Can you render every line in the entries below as one numbered list, skipping any blank lines and leaving out the pictures?

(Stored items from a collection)

- - -

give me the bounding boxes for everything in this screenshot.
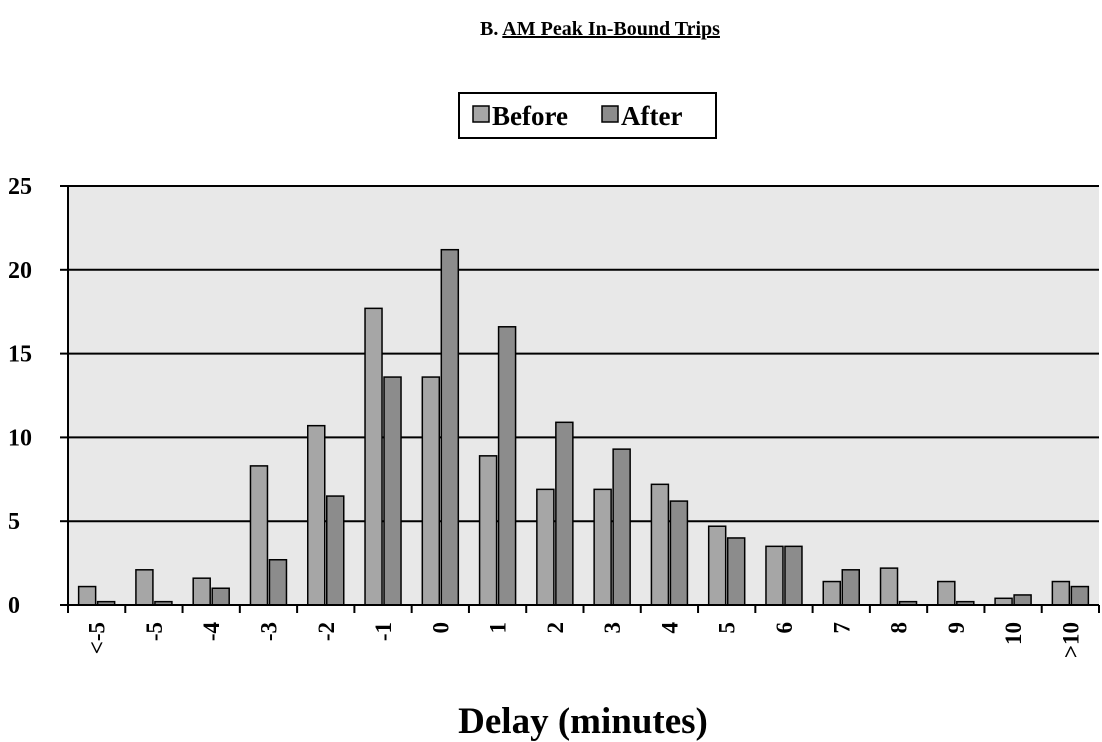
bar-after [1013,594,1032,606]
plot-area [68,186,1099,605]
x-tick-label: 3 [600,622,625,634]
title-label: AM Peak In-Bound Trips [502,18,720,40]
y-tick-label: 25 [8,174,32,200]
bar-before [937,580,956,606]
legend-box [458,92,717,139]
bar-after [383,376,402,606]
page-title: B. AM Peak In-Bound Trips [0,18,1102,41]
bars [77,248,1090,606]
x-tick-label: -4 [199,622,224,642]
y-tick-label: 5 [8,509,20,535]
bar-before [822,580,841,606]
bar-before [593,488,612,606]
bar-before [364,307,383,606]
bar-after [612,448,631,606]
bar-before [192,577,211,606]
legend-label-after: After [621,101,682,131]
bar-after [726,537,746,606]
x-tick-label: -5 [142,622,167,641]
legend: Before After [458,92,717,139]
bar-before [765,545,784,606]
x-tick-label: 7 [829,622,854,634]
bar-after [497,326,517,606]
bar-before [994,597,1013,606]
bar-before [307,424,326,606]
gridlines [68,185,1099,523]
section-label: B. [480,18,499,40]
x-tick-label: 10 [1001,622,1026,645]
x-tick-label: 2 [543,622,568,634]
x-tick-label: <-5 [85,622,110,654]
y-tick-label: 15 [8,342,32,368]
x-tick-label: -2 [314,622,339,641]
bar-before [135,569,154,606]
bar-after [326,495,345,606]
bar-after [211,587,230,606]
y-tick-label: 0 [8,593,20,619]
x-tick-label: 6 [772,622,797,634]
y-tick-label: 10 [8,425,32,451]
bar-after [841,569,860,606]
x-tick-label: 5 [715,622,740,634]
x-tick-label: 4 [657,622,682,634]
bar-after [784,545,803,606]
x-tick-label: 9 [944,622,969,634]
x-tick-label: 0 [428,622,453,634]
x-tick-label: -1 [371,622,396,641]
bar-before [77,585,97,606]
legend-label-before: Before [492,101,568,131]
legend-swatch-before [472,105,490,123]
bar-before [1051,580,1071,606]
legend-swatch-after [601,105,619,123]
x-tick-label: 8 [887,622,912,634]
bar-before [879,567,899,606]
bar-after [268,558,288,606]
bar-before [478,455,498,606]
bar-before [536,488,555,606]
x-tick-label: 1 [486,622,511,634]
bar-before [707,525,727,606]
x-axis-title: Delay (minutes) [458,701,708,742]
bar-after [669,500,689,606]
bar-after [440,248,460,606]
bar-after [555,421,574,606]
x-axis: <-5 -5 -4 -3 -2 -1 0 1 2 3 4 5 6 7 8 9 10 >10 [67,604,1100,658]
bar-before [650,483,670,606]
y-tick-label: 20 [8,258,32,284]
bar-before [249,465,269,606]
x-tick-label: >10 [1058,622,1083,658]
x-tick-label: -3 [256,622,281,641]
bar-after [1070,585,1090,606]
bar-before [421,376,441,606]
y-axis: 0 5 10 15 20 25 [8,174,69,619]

- - -

**Problem solution**
1. give me the bounding boxes for everything in this screenshot.
2. bar-after [1013,594,1032,606]
3. plot-area [68,186,1099,605]
4. x-tick-label: 3 [600,622,625,634]
5. title-label: AM Peak In-Bound Trips [502,18,720,40]
6. y-tick-label: 25 [8,174,32,200]
7. bar-before [937,580,956,606]
8. legend-box [458,92,717,139]
9. bar-after [383,376,402,606]
10. page-title: B. AM Peak In-Bound Trips [0,18,1102,41]
11. bars [77,248,1090,606]
12. x-tick-label: -4 [199,622,224,642]
13. y-tick-label: 5 [8,509,20,535]
14. bar-before [822,580,841,606]
15. bar-before [593,488,612,606]
16. bar-before [364,307,383,606]
17. bar-after [612,448,631,606]
18. bar-before [192,577,211,606]
19. legend-label-after: After [621,101,682,131]
20. bar-after [726,537,746,606]
21. x-tick-label: -5 [142,622,167,641]
22. legend: Before After [458,92,717,139]
23. bar-before [765,545,784,606]
24. x-tick-label: 7 [829,622,854,634]
25. bar-after [497,326,517,606]
26. bar-before [994,597,1013,606]
27. bar-before [307,424,326,606]
28. gridlines [68,185,1099,523]
29. section-label: B. [480,18,499,40]
30. x-tick-label: 10 [1001,622,1026,645]
31. x-tick-label: 2 [543,622,568,634]
32. x-tick-label: <-5 [85,622,110,654]
33. y-tick-label: 15 [8,342,32,368]
34. x-tick-label: -2 [314,622,339,641]
35. bar-before [135,569,154,606]
36. bar-after [326,495,345,606]
37. bar-after [211,587,230,606]
38. y-tick-label: 0 [8,593,20,619]
39. x-tick-label: 6 [772,622,797,634]
40. y-tick-label: 10 [8,425,32,451]
41. bar-after [841,569,860,606]
42. x-tick-label: 5 [715,622,740,634]
43. x-tick-label: 4 [657,622,682,634]
44. bar-after [784,545,803,606]
45. x-tick-label: 9 [944,622,969,634]
46. x-tick-label: 0 [428,622,453,634]
47. x-tick-label: -1 [371,622,396,641]
48. bar-before [77,585,97,606]
49. legend-label-before: Before [492,101,568,131]
50. legend-swatch-before [472,105,490,123]
51. bar-before [1051,580,1071,606]
52. legend-swatch-after [601,105,619,123]
53. x-tick-label: 8 [887,622,912,634]
54. bar-before [879,567,899,606]
55. bar-after [268,558,288,606]
56. bar-before [478,455,498,606]
57. bar-before [536,488,555,606]
58. x-tick-label: 1 [486,622,511,634]
59. bar-before [707,525,727,606]
60. x-axis-title: Delay (minutes) [458,701,708,742]
61. bar-after [669,500,689,606]
62. bar-after [440,248,460,606]
63. bar-after [555,421,574,606]
64. x-axis: <-5 -5 -4 -3 -2 -1 0 1 2 3 4 5 6 7 8 9 10 >10 [67,604,1100,658]
65. bar-before [650,483,670,606]
66. y-tick-label: 20 [8,258,32,284]
67. bar-before [249,465,269,606]
68. x-tick-label: >10 [1058,622,1083,658]
69. x-tick-label: -3 [256,622,281,641]
70. bar-after [1070,585,1090,606]
71. bar-before [421,376,441,606]
72. y-axis: 0 5 10 15 20 25 [8,174,69,619]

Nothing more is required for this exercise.